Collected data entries
_ _ _ _ _ _ _
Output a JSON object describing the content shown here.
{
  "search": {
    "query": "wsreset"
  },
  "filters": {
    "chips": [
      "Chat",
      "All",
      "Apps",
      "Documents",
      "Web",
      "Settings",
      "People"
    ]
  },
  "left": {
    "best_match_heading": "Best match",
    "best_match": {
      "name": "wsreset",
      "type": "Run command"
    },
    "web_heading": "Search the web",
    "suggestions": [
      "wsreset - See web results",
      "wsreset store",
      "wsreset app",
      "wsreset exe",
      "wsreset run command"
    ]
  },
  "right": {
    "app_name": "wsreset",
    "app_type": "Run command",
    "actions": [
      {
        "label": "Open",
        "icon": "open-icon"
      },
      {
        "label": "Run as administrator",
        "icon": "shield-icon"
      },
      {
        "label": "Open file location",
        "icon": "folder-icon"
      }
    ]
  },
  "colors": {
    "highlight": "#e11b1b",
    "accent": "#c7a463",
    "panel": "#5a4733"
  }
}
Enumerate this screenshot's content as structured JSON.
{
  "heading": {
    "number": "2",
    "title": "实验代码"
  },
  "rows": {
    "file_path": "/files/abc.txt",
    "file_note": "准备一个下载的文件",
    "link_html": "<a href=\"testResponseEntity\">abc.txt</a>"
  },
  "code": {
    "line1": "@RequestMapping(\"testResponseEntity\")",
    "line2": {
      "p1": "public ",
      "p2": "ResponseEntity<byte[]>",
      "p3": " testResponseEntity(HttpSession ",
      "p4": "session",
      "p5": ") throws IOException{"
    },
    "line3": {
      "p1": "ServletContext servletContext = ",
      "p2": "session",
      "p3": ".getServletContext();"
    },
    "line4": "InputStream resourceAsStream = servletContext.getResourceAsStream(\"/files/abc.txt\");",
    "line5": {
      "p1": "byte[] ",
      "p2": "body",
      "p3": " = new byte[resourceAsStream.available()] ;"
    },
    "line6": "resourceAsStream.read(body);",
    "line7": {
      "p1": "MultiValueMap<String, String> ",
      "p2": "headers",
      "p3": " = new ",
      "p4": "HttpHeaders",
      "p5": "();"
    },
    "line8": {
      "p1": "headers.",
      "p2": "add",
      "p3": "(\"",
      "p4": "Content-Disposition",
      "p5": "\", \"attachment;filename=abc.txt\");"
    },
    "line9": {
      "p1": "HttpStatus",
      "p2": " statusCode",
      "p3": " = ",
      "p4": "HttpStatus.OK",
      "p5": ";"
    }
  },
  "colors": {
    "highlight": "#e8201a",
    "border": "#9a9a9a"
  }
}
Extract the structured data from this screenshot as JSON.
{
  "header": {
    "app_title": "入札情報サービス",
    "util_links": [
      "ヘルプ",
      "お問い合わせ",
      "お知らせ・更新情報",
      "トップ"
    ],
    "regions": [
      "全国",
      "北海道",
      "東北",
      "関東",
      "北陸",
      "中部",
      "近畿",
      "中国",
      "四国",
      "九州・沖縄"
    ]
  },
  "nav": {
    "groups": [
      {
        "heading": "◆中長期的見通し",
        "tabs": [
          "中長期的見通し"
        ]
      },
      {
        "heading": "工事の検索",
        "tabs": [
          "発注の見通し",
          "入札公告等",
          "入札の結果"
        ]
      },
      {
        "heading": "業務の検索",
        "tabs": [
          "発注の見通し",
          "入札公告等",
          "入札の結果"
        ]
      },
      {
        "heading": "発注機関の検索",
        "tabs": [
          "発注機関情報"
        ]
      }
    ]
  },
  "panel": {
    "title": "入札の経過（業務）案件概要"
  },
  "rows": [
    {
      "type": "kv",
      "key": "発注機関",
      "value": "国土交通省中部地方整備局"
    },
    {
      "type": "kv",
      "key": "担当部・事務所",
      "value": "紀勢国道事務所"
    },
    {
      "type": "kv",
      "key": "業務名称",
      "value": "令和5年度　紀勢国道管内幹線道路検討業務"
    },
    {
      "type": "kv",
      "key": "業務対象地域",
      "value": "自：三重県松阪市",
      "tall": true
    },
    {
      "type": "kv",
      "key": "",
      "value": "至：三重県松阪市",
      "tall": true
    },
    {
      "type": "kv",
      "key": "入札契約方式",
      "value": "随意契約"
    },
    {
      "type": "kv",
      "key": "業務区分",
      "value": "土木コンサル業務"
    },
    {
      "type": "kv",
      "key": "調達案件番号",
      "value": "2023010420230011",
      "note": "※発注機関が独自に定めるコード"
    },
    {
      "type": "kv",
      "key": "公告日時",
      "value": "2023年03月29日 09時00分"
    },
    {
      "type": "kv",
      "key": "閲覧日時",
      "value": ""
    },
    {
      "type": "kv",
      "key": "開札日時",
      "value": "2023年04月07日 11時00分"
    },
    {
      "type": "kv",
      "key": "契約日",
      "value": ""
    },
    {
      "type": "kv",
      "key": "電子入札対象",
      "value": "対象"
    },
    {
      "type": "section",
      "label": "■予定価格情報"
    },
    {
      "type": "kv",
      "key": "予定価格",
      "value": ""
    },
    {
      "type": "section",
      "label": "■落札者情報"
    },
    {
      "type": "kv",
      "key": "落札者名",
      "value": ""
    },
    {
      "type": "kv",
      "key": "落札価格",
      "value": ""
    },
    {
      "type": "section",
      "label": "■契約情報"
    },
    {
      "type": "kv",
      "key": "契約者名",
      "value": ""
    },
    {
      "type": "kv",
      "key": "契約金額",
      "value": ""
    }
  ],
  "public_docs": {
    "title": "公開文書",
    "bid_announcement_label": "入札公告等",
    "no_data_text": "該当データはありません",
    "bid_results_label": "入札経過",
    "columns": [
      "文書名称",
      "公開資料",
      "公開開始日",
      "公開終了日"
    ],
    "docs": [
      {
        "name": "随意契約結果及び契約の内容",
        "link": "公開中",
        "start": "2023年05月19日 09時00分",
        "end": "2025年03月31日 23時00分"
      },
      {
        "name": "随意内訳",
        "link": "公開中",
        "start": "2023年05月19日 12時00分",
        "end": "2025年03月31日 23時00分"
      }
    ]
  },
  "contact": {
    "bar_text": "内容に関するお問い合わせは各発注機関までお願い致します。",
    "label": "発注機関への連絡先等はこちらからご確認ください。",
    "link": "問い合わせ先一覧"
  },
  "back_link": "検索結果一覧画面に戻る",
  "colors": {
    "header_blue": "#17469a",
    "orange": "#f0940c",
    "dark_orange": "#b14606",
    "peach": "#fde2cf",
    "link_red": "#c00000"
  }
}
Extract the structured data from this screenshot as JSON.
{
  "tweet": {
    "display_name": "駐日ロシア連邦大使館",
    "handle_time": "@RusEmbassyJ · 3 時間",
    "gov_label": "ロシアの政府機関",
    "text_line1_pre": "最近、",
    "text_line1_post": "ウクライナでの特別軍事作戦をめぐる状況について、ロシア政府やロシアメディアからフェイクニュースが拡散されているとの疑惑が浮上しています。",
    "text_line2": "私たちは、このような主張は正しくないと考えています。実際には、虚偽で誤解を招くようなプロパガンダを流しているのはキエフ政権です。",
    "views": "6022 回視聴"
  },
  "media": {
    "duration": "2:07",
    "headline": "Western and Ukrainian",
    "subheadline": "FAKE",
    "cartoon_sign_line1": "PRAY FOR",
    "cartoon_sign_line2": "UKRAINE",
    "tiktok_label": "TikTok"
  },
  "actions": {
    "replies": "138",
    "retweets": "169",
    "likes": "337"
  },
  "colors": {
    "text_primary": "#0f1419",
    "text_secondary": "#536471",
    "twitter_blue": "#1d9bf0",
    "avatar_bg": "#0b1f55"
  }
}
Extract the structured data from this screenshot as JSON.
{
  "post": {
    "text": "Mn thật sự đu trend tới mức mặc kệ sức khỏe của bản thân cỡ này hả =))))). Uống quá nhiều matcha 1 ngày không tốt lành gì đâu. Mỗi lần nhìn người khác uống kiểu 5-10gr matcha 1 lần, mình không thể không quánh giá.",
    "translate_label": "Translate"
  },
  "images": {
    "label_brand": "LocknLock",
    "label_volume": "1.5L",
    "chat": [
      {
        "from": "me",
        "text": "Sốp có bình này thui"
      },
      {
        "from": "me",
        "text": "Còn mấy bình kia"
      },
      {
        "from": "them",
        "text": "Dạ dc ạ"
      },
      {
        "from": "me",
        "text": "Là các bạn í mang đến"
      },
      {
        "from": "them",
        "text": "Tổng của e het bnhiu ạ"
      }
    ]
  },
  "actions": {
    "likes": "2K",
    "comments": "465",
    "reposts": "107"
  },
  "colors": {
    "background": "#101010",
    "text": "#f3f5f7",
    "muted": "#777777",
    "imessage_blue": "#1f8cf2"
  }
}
_ _ _ _ _ _ _
◆ What this task involves ◆
Across the records, count the lines holding the string "bình". Give the number and stop.

◆ Complete response ◆
2